— Begin SUPPLIED MATERIAL —

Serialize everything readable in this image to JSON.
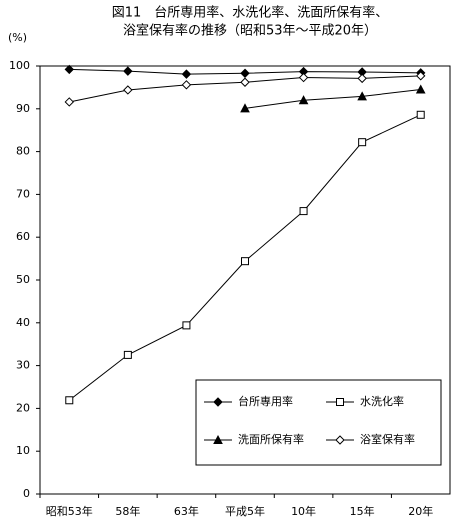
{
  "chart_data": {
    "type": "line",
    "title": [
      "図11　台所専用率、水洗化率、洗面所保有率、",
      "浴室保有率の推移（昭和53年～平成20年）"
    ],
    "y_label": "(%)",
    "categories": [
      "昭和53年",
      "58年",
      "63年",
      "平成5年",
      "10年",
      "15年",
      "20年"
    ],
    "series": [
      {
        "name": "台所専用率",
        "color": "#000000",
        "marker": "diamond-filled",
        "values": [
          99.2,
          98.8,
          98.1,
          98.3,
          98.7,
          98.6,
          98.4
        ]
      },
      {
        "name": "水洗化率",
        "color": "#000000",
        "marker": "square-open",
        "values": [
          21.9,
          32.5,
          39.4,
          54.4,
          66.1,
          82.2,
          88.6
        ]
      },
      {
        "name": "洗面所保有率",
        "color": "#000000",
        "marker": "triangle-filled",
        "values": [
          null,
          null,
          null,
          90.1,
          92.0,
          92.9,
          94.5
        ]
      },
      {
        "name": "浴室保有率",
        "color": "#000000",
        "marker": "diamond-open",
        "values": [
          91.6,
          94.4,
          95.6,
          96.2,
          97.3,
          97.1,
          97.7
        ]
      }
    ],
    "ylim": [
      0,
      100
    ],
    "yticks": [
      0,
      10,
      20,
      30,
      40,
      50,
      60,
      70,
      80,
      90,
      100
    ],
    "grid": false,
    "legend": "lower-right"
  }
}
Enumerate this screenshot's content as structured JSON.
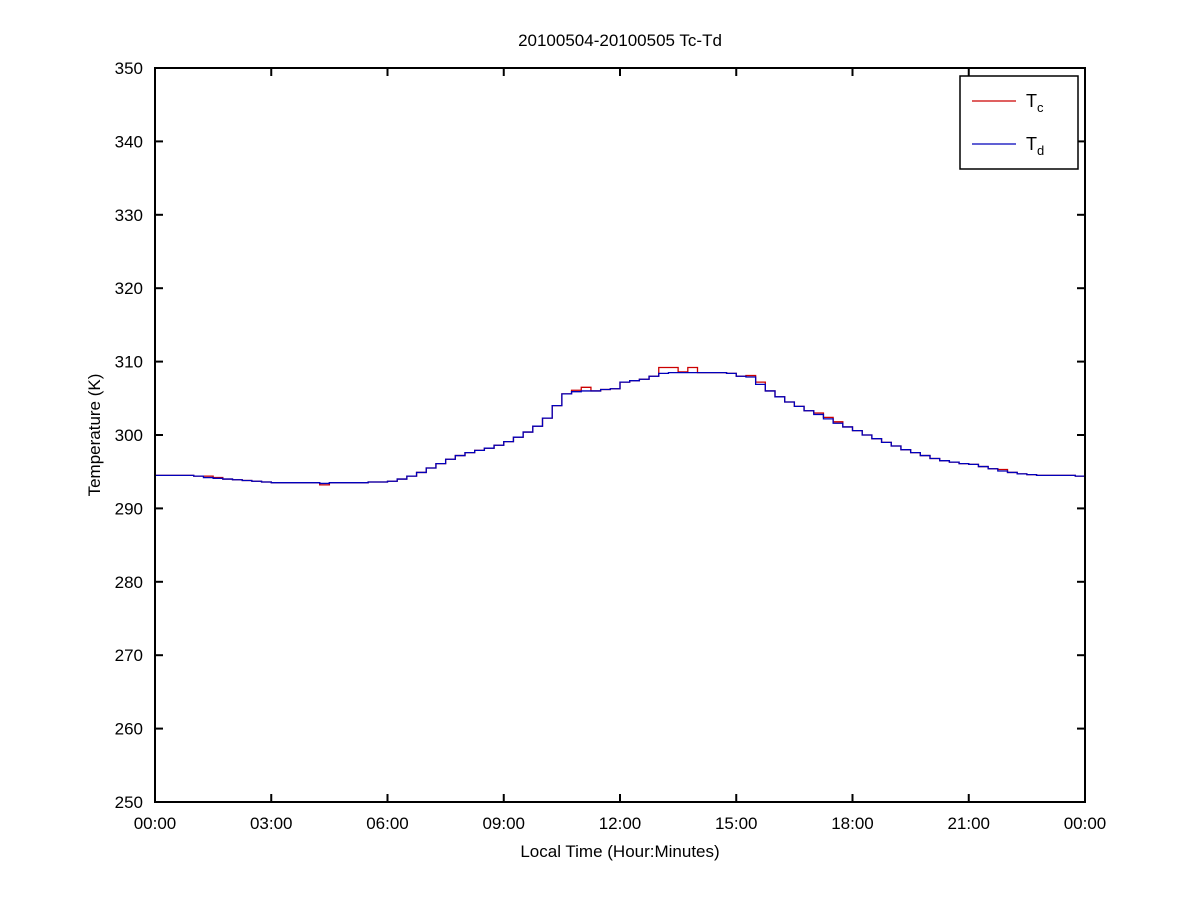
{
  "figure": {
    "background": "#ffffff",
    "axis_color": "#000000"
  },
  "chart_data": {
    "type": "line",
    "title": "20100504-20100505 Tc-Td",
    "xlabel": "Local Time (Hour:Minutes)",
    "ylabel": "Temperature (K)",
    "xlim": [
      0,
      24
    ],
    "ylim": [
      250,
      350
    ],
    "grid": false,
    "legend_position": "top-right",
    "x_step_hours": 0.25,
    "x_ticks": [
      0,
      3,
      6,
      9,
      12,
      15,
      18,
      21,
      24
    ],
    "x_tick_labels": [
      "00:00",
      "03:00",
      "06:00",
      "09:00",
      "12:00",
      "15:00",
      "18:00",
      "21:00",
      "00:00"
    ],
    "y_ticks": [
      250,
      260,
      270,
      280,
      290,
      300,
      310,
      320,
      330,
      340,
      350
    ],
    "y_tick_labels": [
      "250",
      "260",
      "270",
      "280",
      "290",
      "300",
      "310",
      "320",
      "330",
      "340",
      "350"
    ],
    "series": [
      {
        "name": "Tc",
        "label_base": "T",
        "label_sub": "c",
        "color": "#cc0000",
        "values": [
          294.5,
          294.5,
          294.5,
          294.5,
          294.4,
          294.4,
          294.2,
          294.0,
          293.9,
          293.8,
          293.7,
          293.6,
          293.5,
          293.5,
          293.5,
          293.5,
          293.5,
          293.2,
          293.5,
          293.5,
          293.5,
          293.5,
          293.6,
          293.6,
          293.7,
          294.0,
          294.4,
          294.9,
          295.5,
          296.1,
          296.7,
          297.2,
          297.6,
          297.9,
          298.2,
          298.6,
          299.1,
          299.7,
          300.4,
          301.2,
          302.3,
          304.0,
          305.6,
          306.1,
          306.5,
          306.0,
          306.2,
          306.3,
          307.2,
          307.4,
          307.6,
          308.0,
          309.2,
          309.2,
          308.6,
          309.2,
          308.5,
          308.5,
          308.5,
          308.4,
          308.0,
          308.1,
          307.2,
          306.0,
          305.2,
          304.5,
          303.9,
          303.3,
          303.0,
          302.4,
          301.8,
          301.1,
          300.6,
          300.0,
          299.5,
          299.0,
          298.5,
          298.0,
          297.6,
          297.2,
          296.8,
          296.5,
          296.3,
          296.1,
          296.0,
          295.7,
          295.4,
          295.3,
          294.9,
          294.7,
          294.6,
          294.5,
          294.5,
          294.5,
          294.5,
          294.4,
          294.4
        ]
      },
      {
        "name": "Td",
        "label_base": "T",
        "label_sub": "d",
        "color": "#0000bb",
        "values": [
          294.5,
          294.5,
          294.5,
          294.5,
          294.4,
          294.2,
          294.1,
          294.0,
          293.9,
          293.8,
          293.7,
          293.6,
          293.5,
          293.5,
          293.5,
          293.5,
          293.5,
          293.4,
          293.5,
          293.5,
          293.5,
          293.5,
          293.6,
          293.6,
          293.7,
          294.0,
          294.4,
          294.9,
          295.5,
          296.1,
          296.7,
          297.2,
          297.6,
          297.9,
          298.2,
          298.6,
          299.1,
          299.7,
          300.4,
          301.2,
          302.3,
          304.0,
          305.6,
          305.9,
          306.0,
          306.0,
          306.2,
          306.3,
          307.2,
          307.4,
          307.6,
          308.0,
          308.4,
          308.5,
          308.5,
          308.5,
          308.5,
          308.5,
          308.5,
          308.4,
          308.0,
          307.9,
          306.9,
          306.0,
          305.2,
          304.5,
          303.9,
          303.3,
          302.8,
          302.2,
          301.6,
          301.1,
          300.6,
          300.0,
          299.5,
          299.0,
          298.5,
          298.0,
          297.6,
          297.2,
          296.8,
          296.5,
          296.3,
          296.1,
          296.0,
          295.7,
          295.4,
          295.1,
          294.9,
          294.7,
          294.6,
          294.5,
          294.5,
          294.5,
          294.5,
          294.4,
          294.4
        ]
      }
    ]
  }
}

— End SUPPLIED MATERIAL —

# TASK INSTRUCTIONS
Look through the material above and pick out each line holding the word "open".

# RIGHT ANSWER
        "marker": "square-open",
        "marker": "diamond-open",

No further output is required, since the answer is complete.